**EXERCISE DIRECTIONS:** Return each line of the data below verbatim; pictures are to be left out.

Data entries for graphics
····················

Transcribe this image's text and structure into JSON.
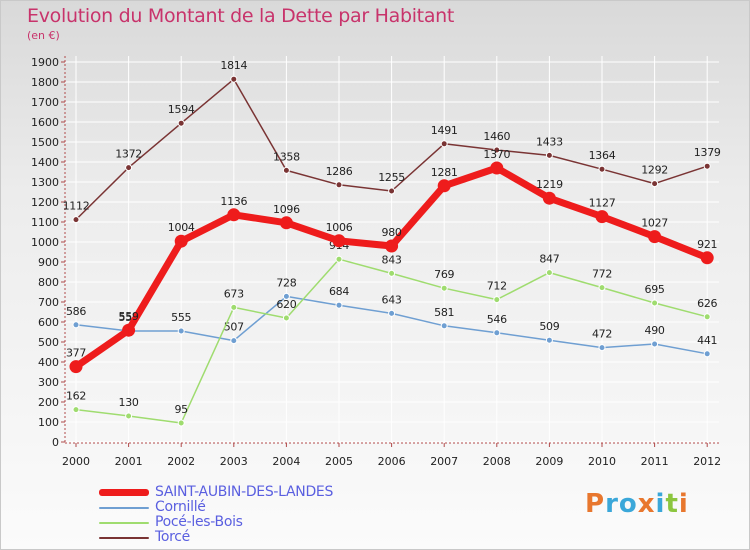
{
  "header": {
    "title": "Evolution du Montant de la Dette par Habitant",
    "subtitle": "(en €)"
  },
  "logo": {
    "text": "Proxiti",
    "colors": [
      "#e8772e",
      "#3aa7d9",
      "#3aa7d9",
      "#e8772e",
      "#3aa7d9",
      "#8cc63f",
      "#e8772e"
    ]
  },
  "colors": {
    "title": "#c8336b",
    "legend_text": "#5a5fe0",
    "axis": "#b04a4a",
    "grid": "#ffffff"
  },
  "chart_data": {
    "type": "line",
    "title": "Evolution du Montant de la Dette par Habitant",
    "ylabel": "(en €)",
    "x": [
      "2000",
      "2001",
      "2002",
      "2003",
      "2004",
      "2005",
      "2006",
      "2007",
      "2008",
      "2009",
      "2010",
      "2011",
      "2012"
    ],
    "ylim": [
      0,
      1900
    ],
    "yticks": [
      0,
      100,
      200,
      300,
      400,
      500,
      600,
      700,
      800,
      900,
      1000,
      1100,
      1200,
      1300,
      1400,
      1500,
      1600,
      1700,
      1800,
      1900
    ],
    "grid": true,
    "legend_position": "bottom-left",
    "series": [
      {
        "name": "SAINT-AUBIN-DES-LANDES",
        "color": "#ee1c1c",
        "emphasis": true,
        "values": [
          377,
          559,
          1004,
          1136,
          1096,
          1006,
          980,
          1281,
          1370,
          1219,
          1127,
          1027,
          921
        ],
        "labels": [
          "377",
          "559",
          "1004",
          "1136",
          "1096",
          "1006",
          "980",
          "1281",
          "1370",
          "1219",
          "1127",
          "1027",
          "921"
        ]
      },
      {
        "name": "Cornillé",
        "color": "#6f9fd2",
        "values": [
          586,
          555,
          555,
          507,
          728,
          684,
          643,
          581,
          546,
          509,
          472,
          490,
          441
        ],
        "labels": [
          "586",
          "555",
          "555",
          "507",
          "728",
          "684",
          "643",
          "581",
          "546",
          "509",
          "472",
          "490",
          "441"
        ]
      },
      {
        "name": "Pocé-les-Bois",
        "color": "#9fdc6f",
        "values": [
          162,
          130,
          95,
          673,
          620,
          914,
          843,
          769,
          712,
          847,
          772,
          695,
          626
        ],
        "labels": [
          "162",
          "130",
          "95",
          "673",
          "620",
          "914",
          "843",
          "769",
          "712",
          "847",
          "772",
          "695",
          "626"
        ]
      },
      {
        "name": "Torcé",
        "color": "#7a3434",
        "values": [
          1112,
          1372,
          1594,
          1814,
          1358,
          1286,
          1255,
          1491,
          1460,
          1433,
          1364,
          1292,
          1379
        ],
        "labels": [
          "1112",
          "1372",
          "1594",
          "1814",
          "1358",
          "1286",
          "1255",
          "1491",
          "1460",
          "1433",
          "1364",
          "1292",
          "1379"
        ]
      }
    ]
  }
}
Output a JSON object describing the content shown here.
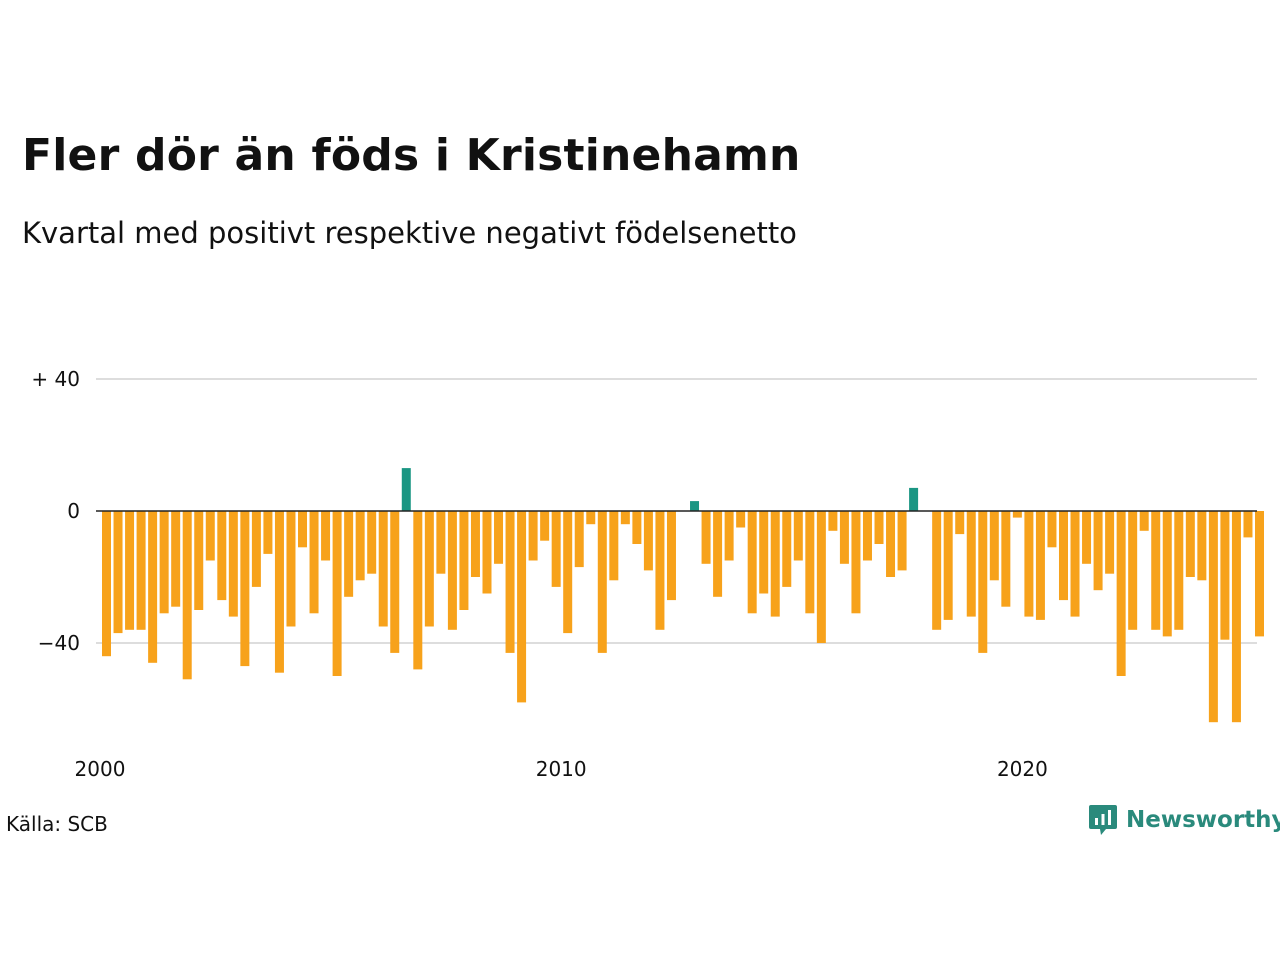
{
  "title": "Fler dör än föds i Kristinehamn",
  "subtitle": "Kvartal med positivt respektive negativt födelsenetto",
  "source": "Källa: SCB",
  "brand": {
    "name": "Newsworthy",
    "icon": "newsworthy-logo-icon"
  },
  "colors": {
    "positive": "#1a9683",
    "negative": "#f7a21b",
    "grid": "#dddddd",
    "zero_line": "#222222",
    "brand": "#2a8a7c"
  },
  "chart_data": {
    "type": "bar",
    "xlabel": "",
    "ylabel": "",
    "x_start": "2000 Q1",
    "x_ticks": [
      {
        "year": 2000,
        "label": "2000"
      },
      {
        "year": 2010,
        "label": "2010"
      },
      {
        "year": 2020,
        "label": "2020"
      }
    ],
    "y_ticks": [
      {
        "value": 40,
        "label": "+ 40"
      },
      {
        "value": 0,
        "label": "0"
      },
      {
        "value": -40,
        "label": "−40"
      }
    ],
    "ylim": [
      -70,
      45
    ],
    "grid": true,
    "legend": "none",
    "values": [
      -44,
      -37,
      -36,
      -36,
      -46,
      -31,
      -29,
      -51,
      -30,
      -15,
      -27,
      -32,
      -47,
      -23,
      -13,
      -49,
      -35,
      -11,
      -31,
      -15,
      -50,
      -26,
      -21,
      -19,
      -35,
      -43,
      13,
      -48,
      -35,
      -19,
      -36,
      -30,
      -20,
      -25,
      -16,
      -43,
      -58,
      -15,
      -9,
      -23,
      -37,
      -17,
      -4,
      -43,
      -21,
      -4,
      -10,
      -18,
      -36,
      -27,
      0,
      3,
      -16,
      -26,
      -15,
      -5,
      -31,
      -25,
      -32,
      -23,
      -15,
      -31,
      -40,
      -6,
      -16,
      -31,
      -15,
      -10,
      -20,
      -18,
      7,
      0,
      -36,
      -33,
      -7,
      -32,
      -43,
      -21,
      -29,
      -2,
      -32,
      -33,
      -11,
      -27,
      -32,
      -16,
      -24,
      -19,
      -50,
      -36,
      -6,
      -36,
      -38,
      -36,
      -20,
      -21,
      -64,
      -39,
      -64,
      -8,
      -38
    ]
  }
}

····················

**TASK RESULT:**
Transcribe this image's text and structure into JSON.
{
  "header": {
    "title": "Evolution du Montant de la Dette par Habitant",
    "subtitle": "(en €)"
  },
  "logo": {
    "text": "Proxiti",
    "colors": [
      "#e8772e",
      "#3aa7d9",
      "#3aa7d9",
      "#e8772e",
      "#3aa7d9",
      "#8cc63f",
      "#e8772e"
    ]
  },
  "colors": {
    "title": "#c8336b",
    "legend_text": "#5a5fe0",
    "axis": "#b04a4a",
    "grid": "#ffffff"
  },
  "chart_data": {
    "type": "line",
    "title": "Evolution du Montant de la Dette par Habitant",
    "ylabel": "(en €)",
    "x": [
      "2000",
      "2001",
      "2002",
      "2003",
      "2004",
      "2005",
      "2006",
      "2007",
      "2008",
      "2009",
      "2010",
      "2011",
      "2012"
    ],
    "ylim": [
      0,
      1900
    ],
    "yticks": [
      0,
      100,
      200,
      300,
      400,
      500,
      600,
      700,
      800,
      900,
      1000,
      1100,
      1200,
      1300,
      1400,
      1500,
      1600,
      1700,
      1800,
      1900
    ],
    "grid": true,
    "legend_position": "bottom-left",
    "series": [
      {
        "name": "SAINT-AUBIN-DES-LANDES",
        "color": "#ee1c1c",
        "emphasis": true,
        "values": [
          377,
          559,
          1004,
          1136,
          1096,
          1006,
          980,
          1281,
          1370,
          1219,
          1127,
          1027,
          921
        ],
        "labels": [
          "377",
          "559",
          "1004",
          "1136",
          "1096",
          "1006",
          "980",
          "1281",
          "1370",
          "1219",
          "1127",
          "1027",
          "921"
        ]
      },
      {
        "name": "Cornillé",
        "color": "#6f9fd2",
        "values": [
          586,
          555,
          555,
          507,
          728,
          684,
          643,
          581,
          546,
          509,
          472,
          490,
          441
        ],
        "labels": [
          "586",
          "555",
          "555",
          "507",
          "728",
          "684",
          "643",
          "581",
          "546",
          "509",
          "472",
          "490",
          "441"
        ]
      },
      {
        "name": "Pocé-les-Bois",
        "color": "#9fdc6f",
        "values": [
          162,
          130,
          95,
          673,
          620,
          914,
          843,
          769,
          712,
          847,
          772,
          695,
          626
        ],
        "labels": [
          "162",
          "130",
          "95",
          "673",
          "620",
          "914",
          "843",
          "769",
          "712",
          "847",
          "772",
          "695",
          "626"
        ]
      },
      {
        "name": "Torcé",
        "color": "#7a3434",
        "values": [
          1112,
          1372,
          1594,
          1814,
          1358,
          1286,
          1255,
          1491,
          1460,
          1433,
          1364,
          1292,
          1379
        ],
        "labels": [
          "1112",
          "1372",
          "1594",
          "1814",
          "1358",
          "1286",
          "1255",
          "1491",
          "1460",
          "1433",
          "1364",
          "1292",
          "1379"
        ]
      }
    ]
  }
}
Output a JSON object describing the content shown here.
{
  "title": "Fler dör än föds i Kristinehamn",
  "subtitle": "Kvartal med positivt respektive negativt födelsenetto",
  "source": "Källa: SCB",
  "brand": {
    "name": "Newsworthy",
    "icon": "newsworthy-logo-icon"
  },
  "colors": {
    "positive": "#1a9683",
    "negative": "#f7a21b",
    "grid": "#dddddd",
    "zero_line": "#222222",
    "brand": "#2a8a7c"
  },
  "chart_data": {
    "type": "bar",
    "xlabel": "",
    "ylabel": "",
    "x_start": "2000 Q1",
    "x_ticks": [
      {
        "year": 2000,
        "label": "2000"
      },
      {
        "year": 2010,
        "label": "2010"
      },
      {
        "year": 2020,
        "label": "2020"
      }
    ],
    "y_ticks": [
      {
        "value": 40,
        "label": "+ 40"
      },
      {
        "value": 0,
        "label": "0"
      },
      {
        "value": -40,
        "label": "−40"
      }
    ],
    "ylim": [
      -70,
      45
    ],
    "grid": true,
    "legend": "none",
    "values": [
      -44,
      -37,
      -36,
      -36,
      -46,
      -31,
      -29,
      -51,
      -30,
      -15,
      -27,
      -32,
      -47,
      -23,
      -13,
      -49,
      -35,
      -11,
      -31,
      -15,
      -50,
      -26,
      -21,
      -19,
      -35,
      -43,
      13,
      -48,
      -35,
      -19,
      -36,
      -30,
      -20,
      -25,
      -16,
      -43,
      -58,
      -15,
      -9,
      -23,
      -37,
      -17,
      -4,
      -43,
      -21,
      -4,
      -10,
      -18,
      -36,
      -27,
      0,
      3,
      -16,
      -26,
      -15,
      -5,
      -31,
      -25,
      -32,
      -23,
      -15,
      -31,
      -40,
      -6,
      -16,
      -31,
      -15,
      -10,
      -20,
      -18,
      7,
      0,
      -36,
      -33,
      -7,
      -32,
      -43,
      -21,
      -29,
      -2,
      -32,
      -33,
      -11,
      -27,
      -32,
      -16,
      -24,
      -19,
      -50,
      -36,
      -6,
      -36,
      -38,
      -36,
      -20,
      -21,
      -64,
      -39,
      -64,
      -8,
      -38
    ]
  }
}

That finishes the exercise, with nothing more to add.